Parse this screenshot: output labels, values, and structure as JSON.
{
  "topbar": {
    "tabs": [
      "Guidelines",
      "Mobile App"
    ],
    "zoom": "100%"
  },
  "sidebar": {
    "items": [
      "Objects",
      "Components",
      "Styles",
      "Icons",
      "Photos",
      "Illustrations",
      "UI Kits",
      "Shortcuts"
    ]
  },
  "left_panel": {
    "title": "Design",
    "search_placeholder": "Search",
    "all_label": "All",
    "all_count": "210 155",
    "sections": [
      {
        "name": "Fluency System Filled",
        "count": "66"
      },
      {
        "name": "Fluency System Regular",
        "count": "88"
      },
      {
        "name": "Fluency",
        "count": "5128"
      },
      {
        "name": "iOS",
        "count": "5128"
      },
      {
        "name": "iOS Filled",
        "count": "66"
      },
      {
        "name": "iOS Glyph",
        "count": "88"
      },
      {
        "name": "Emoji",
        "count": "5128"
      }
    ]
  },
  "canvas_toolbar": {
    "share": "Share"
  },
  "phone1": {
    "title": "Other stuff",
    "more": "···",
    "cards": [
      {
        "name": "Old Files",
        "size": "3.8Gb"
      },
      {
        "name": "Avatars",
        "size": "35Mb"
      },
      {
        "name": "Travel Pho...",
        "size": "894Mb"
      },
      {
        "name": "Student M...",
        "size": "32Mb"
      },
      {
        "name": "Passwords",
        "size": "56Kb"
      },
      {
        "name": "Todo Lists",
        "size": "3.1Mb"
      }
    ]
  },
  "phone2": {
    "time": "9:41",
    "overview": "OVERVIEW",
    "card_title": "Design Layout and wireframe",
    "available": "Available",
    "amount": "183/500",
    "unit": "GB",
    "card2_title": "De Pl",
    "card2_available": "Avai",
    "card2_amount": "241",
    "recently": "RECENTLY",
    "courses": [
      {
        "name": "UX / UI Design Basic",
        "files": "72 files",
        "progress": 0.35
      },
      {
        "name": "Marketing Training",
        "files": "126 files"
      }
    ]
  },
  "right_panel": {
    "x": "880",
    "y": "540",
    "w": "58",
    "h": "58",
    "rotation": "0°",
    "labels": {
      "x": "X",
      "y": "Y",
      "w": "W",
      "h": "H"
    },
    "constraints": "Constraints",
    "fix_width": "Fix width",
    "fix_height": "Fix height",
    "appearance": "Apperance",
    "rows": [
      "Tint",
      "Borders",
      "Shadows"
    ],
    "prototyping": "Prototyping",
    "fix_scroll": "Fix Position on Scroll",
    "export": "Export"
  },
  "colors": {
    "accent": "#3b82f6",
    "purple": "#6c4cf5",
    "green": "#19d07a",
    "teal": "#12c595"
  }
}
* * * *
* YOUR GOAL: Say how many lines of the listing above contain "labels", with no other words.

* PROBLEM SOLUTION: 2